A run of records:

====

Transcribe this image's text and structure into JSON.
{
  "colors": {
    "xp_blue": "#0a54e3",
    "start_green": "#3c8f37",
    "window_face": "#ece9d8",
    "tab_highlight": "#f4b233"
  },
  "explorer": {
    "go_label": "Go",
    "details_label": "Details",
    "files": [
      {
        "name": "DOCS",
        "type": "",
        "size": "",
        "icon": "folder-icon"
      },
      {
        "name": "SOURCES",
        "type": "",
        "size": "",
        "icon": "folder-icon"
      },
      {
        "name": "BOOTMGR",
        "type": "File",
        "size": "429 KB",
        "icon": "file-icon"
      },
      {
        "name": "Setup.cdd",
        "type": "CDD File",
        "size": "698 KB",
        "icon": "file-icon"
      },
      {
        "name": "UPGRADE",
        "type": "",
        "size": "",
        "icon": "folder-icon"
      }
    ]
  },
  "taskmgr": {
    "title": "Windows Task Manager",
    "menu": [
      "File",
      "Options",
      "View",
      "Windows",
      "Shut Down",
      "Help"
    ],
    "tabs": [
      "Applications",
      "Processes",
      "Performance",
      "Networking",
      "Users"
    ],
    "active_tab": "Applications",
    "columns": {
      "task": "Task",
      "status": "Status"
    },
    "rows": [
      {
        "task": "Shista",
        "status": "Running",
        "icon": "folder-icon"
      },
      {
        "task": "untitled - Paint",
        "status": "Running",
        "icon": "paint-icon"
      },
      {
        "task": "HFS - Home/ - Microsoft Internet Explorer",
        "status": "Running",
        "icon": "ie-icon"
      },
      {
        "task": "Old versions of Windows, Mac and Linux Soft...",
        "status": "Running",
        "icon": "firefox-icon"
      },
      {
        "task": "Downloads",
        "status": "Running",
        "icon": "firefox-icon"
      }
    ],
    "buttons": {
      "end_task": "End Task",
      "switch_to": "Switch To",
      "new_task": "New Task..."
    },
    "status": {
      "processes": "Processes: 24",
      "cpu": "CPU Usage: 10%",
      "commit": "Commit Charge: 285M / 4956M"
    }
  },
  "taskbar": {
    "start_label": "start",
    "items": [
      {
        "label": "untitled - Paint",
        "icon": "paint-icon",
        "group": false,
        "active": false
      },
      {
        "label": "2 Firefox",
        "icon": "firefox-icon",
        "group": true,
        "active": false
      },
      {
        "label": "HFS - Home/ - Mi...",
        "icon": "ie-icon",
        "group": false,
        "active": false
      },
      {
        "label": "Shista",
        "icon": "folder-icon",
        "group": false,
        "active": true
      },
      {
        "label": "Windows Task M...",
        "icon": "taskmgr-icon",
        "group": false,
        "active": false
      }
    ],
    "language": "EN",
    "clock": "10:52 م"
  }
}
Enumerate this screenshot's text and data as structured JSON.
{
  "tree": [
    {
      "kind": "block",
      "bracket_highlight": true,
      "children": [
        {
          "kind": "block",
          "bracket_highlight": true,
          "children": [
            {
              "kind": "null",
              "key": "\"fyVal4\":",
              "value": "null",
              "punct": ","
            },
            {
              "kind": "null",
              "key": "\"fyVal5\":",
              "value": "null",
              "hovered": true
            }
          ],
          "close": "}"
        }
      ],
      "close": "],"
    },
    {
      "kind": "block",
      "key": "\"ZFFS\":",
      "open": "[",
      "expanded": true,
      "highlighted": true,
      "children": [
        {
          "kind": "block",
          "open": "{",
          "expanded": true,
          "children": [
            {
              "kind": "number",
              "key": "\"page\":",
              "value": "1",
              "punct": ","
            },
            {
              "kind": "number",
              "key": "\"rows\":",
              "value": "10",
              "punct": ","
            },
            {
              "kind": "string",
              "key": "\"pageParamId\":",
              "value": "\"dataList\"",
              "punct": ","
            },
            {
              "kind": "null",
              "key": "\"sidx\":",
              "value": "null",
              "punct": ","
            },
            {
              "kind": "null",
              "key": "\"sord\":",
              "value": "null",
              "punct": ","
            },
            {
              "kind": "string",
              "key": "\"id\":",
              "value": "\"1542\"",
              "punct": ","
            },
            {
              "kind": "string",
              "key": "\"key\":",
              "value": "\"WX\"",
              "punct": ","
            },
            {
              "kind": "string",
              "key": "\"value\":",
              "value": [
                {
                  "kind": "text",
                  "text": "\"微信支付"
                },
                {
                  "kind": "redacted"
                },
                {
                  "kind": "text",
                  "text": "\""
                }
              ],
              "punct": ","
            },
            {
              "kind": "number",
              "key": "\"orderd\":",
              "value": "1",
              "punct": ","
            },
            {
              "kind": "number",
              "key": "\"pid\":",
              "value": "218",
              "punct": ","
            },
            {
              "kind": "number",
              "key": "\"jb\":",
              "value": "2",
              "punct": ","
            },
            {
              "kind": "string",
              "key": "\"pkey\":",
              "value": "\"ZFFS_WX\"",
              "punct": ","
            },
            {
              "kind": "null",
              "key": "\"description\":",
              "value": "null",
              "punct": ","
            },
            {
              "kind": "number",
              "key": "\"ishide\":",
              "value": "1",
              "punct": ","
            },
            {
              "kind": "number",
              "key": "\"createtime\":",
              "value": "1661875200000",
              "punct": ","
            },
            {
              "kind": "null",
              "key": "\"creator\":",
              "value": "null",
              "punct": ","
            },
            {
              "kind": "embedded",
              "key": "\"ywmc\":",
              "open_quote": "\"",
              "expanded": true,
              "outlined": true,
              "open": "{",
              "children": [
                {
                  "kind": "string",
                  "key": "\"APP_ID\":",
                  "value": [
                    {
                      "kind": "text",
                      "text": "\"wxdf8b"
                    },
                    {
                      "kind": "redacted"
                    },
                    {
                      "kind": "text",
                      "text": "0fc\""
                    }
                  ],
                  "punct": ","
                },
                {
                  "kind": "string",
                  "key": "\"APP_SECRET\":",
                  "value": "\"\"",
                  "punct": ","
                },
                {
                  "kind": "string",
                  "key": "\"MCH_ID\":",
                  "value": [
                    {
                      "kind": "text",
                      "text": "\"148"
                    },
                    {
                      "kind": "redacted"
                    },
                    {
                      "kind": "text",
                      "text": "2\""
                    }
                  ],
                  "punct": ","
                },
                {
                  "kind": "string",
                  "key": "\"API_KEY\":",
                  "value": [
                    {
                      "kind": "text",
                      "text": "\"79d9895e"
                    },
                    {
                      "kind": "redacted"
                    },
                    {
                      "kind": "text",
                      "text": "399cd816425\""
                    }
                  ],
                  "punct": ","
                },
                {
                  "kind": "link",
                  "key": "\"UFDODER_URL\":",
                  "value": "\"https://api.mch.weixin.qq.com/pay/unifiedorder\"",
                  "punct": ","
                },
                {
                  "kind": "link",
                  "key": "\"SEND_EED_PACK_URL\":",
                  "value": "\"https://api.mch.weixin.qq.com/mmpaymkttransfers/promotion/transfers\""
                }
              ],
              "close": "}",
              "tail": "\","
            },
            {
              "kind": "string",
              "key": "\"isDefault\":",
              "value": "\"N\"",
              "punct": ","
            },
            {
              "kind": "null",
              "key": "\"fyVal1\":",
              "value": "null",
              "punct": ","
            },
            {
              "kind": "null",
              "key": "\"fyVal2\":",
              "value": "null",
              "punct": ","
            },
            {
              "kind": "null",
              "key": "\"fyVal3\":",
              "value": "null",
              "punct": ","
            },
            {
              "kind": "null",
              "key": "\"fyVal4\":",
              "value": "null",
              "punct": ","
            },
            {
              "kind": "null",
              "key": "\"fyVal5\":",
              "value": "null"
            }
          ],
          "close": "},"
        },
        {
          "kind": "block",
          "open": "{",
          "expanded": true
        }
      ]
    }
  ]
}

====

STATED PROBLEM: Print the material verbatim, all of it.

TASK OUTPUT:
Transcribe this image's text and structure into JSON.
{
  "colors": {
    "xp_blue": "#0a54e3",
    "start_green": "#3c8f37",
    "window_face": "#ece9d8",
    "tab_highlight": "#f4b233"
  },
  "explorer": {
    "go_label": "Go",
    "details_label": "Details",
    "files": [
      {
        "name": "DOCS",
        "type": "",
        "size": "",
        "icon": "folder-icon"
      },
      {
        "name": "SOURCES",
        "type": "",
        "size": "",
        "icon": "folder-icon"
      },
      {
        "name": "BOOTMGR",
        "type": "File",
        "size": "429 KB",
        "icon": "file-icon"
      },
      {
        "name": "Setup.cdd",
        "type": "CDD File",
        "size": "698 KB",
        "icon": "file-icon"
      },
      {
        "name": "UPGRADE",
        "type": "",
        "size": "",
        "icon": "folder-icon"
      }
    ]
  },
  "taskmgr": {
    "title": "Windows Task Manager",
    "menu": [
      "File",
      "Options",
      "View",
      "Windows",
      "Shut Down",
      "Help"
    ],
    "tabs": [
      "Applications",
      "Processes",
      "Performance",
      "Networking",
      "Users"
    ],
    "active_tab": "Applications",
    "columns": {
      "task": "Task",
      "status": "Status"
    },
    "rows": [
      {
        "task": "Shista",
        "status": "Running",
        "icon": "folder-icon"
      },
      {
        "task": "untitled - Paint",
        "status": "Running",
        "icon": "paint-icon"
      },
      {
        "task": "HFS - Home/ - Microsoft Internet Explorer",
        "status": "Running",
        "icon": "ie-icon"
      },
      {
        "task": "Old versions of Windows, Mac and Linux Soft...",
        "status": "Running",
        "icon": "firefox-icon"
      },
      {
        "task": "Downloads",
        "status": "Running",
        "icon": "firefox-icon"
      }
    ],
    "buttons": {
      "end_task": "End Task",
      "switch_to": "Switch To",
      "new_task": "New Task..."
    },
    "status": {
      "processes": "Processes: 24",
      "cpu": "CPU Usage: 10%",
      "commit": "Commit Charge: 285M / 4956M"
    }
  },
  "taskbar": {
    "start_label": "start",
    "items": [
      {
        "label": "untitled - Paint",
        "icon": "paint-icon",
        "group": false,
        "active": false
      },
      {
        "label": "2 Firefox",
        "icon": "firefox-icon",
        "group": true,
        "active": false
      },
      {
        "label": "HFS - Home/ - Mi...",
        "icon": "ie-icon",
        "group": false,
        "active": false
      },
      {
        "label": "Shista",
        "icon": "folder-icon",
        "group": false,
        "active": true
      },
      {
        "label": "Windows Task M...",
        "icon": "taskmgr-icon",
        "group": false,
        "active": false
      }
    ],
    "language": "EN",
    "clock": "10:52 م"
  }
}
Enumerate this screenshot's text and data as structured JSON.
{
  "tree": [
    {
      "kind": "block",
      "bracket_highlight": true,
      "children": [
        {
          "kind": "block",
          "bracket_highlight": true,
          "children": [
            {
              "kind": "null",
              "key": "\"fyVal4\":",
              "value": "null",
              "punct": ","
            },
            {
              "kind": "null",
              "key": "\"fyVal5\":",
              "value": "null",
              "hovered": true
            }
          ],
          "close": "}"
        }
      ],
      "close": "],"
    },
    {
      "kind": "block",
      "key": "\"ZFFS\":",
      "open": "[",
      "expanded": true,
      "highlighted": true,
      "children": [
        {
          "kind": "block",
          "open": "{",
          "expanded": true,
          "children": [
            {
              "kind": "number",
              "key": "\"page\":",
              "value": "1",
              "punct": ","
            },
            {
              "kind": "number",
              "key": "\"rows\":",
              "value": "10",
              "punct": ","
            },
            {
              "kind": "string",
              "key": "\"pageParamId\":",
              "value": "\"dataList\"",
              "punct": ","
            },
            {
              "kind": "null",
              "key": "\"sidx\":",
              "value": "null",
              "punct": ","
            },
            {
              "kind": "null",
              "key": "\"sord\":",
              "value": "null",
              "punct": ","
            },
            {
              "kind": "string",
              "key": "\"id\":",
              "value": "\"1542\"",
              "punct": ","
            },
            {
              "kind": "string",
              "key": "\"key\":",
              "value": "\"WX\"",
              "punct": ","
            },
            {
              "kind": "string",
              "key": "\"value\":",
              "value": [
                {
                  "kind": "text",
                  "text": "\"微信支付"
                },
                {
                  "kind": "redacted"
                },
                {
                  "kind": "text",
                  "text": "\""
                }
              ],
              "punct": ","
            },
            {
              "kind": "number",
              "key": "\"orderd\":",
              "value": "1",
              "punct": ","
            },
            {
              "kind": "number",
              "key": "\"pid\":",
              "value": "218",
              "punct": ","
            },
            {
              "kind": "number",
              "key": "\"jb\":",
              "value": "2",
              "punct": ","
            },
            {
              "kind": "string",
              "key": "\"pkey\":",
              "value": "\"ZFFS_WX\"",
              "punct": ","
            },
            {
              "kind": "null",
              "key": "\"description\":",
              "value": "null",
              "punct": ","
            },
            {
              "kind": "number",
              "key": "\"ishide\":",
              "value": "1",
              "punct": ","
            },
            {
              "kind": "number",
              "key": "\"createtime\":",
              "value": "1661875200000",
              "punct": ","
            },
            {
              "kind": "null",
              "key": "\"creator\":",
              "value": "null",
              "punct": ","
            },
            {
              "kind": "embedded",
              "key": "\"ywmc\":",
              "open_quote": "\"",
              "expanded": true,
              "outlined": true,
              "open": "{",
              "children": [
                {
                  "kind": "string",
                  "key": "\"APP_ID\":",
                  "value": [
                    {
                      "kind": "text",
                      "text": "\"wxdf8b"
                    },
                    {
                      "kind": "redacted"
                    },
                    {
                      "kind": "text",
                      "text": "0fc\""
                    }
                  ],
                  "punct": ","
                },
                {
                  "kind": "string",
                  "key": "\"APP_SECRET\":",
                  "value": "\"\"",
                  "punct": ","
                },
                {
                  "kind": "string",
                  "key": "\"MCH_ID\":",
                  "value": [
                    {
                      "kind": "text",
                      "text": "\"148"
                    },
                    {
                      "kind": "redacted"
                    },
                    {
                      "kind": "text",
                      "text": "2\""
                    }
                  ],
                  "punct": ","
                },
                {
                  "kind": "string",
                  "key": "\"API_KEY\":",
                  "value": [
                    {
                      "kind": "text",
                      "text": "\"79d9895e"
                    },
                    {
                      "kind": "redacted"
                    },
                    {
                      "kind": "text",
                      "text": "399cd816425\""
                    }
                  ],
                  "punct": ","
                },
                {
                  "kind": "link",
                  "key": "\"UFDODER_URL\":",
                  "value": "\"https://api.mch.weixin.qq.com/pay/unifiedorder\"",
                  "punct": ","
                },
                {
                  "kind": "link",
                  "key": "\"SEND_EED_PACK_URL\":",
                  "value": "\"https://api.mch.weixin.qq.com/mmpaymkttransfers/promotion/transfers\""
                }
              ],
              "close": "}",
              "tail": "\","
            },
            {
              "kind": "string",
              "key": "\"isDefault\":",
              "value": "\"N\"",
              "punct": ","
            },
            {
              "kind": "null",
              "key": "\"fyVal1\":",
              "value": "null",
              "punct": ","
            },
            {
              "kind": "null",
              "key": "\"fyVal2\":",
              "value": "null",
              "punct": ","
            },
            {
              "kind": "null",
              "key": "\"fyVal3\":",
              "value": "null",
              "punct": ","
            },
            {
              "kind": "null",
              "key": "\"fyVal4\":",
              "value": "null",
              "punct": ","
            },
            {
              "kind": "null",
              "key": "\"fyVal5\":",
              "value": "null"
            }
          ],
          "close": "},"
        },
        {
          "kind": "block",
          "open": "{",
          "expanded": true
        }
      ]
    }
  ]
}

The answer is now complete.